== Yang Perlu Dikerjakan ==
1) Cetak persis bagian teks tentang rumah di Jalan Irian Nomor 7, yakni bentangan dari "Sabtu pekan lalu, kembali" sampai dengan "ada pertemuan penting.".
2) Lanjutkan teks tentang rumah di Jalan Irian Nomor 7, mulai tepat setelah kalimat terakhir yang ditampilkan.

== Teks yang Ditampilkan ==

========

ALAMAT ini sangat terkenal. Jalan Irian Nomor 7, Menteng, Jakarta Pusat. Di rumah inilah Presiden Wahid kerap menerima sejumlah tamu penting. Salah satunya, ketika pada akhir April lalu ia bertemu Ketua Majelis Permusyawaratan Rakyat (MPR), Amien Rais.
Sabtu pekan lalu, kembali ada sebuah pemandangan menarik di sana. Sejumlah mobil—beberapa di antaranya jenis mewah—masuk satu per satu. Siang itu, rumah milik teman Haji Masnuh, pengusaha dan Wakil Bendahara Pengurus Besar Nahdlatul Ulama (PBNU), tengah kedatangan banyak tamu. Beberapa di antaranya warga keturunan Tionghoa. Salah satunya seorang lelaki tegap berambut cepak. Di mobilnya, sebuah Opel Blazer, tergantung safari warna biru tua disemat pin pasukan pengamanan presiden. Rupanya sedang ada pertemuan penting.

========

== Baris Data ==

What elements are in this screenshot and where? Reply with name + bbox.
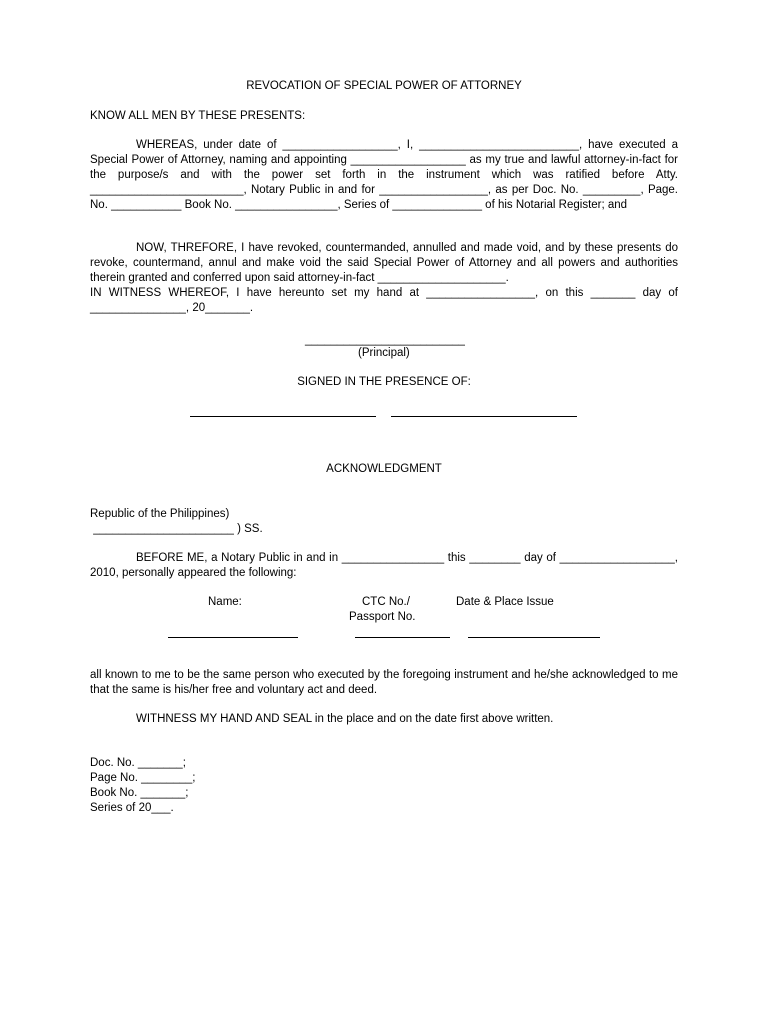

========

== Sebagai Jawaban ==
1)
Sabtu pekan lalu, kembali ada sebuah pemandangan menarik di sana. Sejumlah mobil—beberapa di antaranya jenis mewah—masuk satu per satu. Siang itu, rumah milik teman Haji Masnuh, pengusaha dan Wakil Bendahara Pengurus Besar Nahdlatul Ulama (PBNU), tengah kedatangan banyak tamu. Beberapa di antaranya warga keturunan Tionghoa. Salah satunya seorang lelaki tegap berambut cepak. Di mobilnya, sebuah Opel Blazer, tergantung safari warna biru tua disemat pin pasukan pengamanan presiden. Rupanya sedang ada pertemuan penting.

2)
Tapi, yang paling menarik perhatian adalah sosok sebuah Panther biru berpelat nomor B 1527 RI yang diparkir di pelataran depan. Panther yang sama pernah dilihat TEMPO di kediaman aktor utama skandal Bulog, Suwondo, di Kelapagading. Ketika itu, mobil ini dikendarai Mayor (Angkatan Laut) Wawan. Tak lain, ia adalah adik Teti Sunarti, istri Suwondo.
Kehadiran Wawan di rumah yang kerap didatangi Presiden Wahid itu jelas mengundang tanda tanya besar. Apalagi jika dikaitkan dengan status kakak iparnya, Suwondo, yang kini masuk daftar pencarian orang di kepolisian, setelah membobol dana Yayasan Dana Sejahtera (Yanatera) Bulog senilai Rp 35 miliar.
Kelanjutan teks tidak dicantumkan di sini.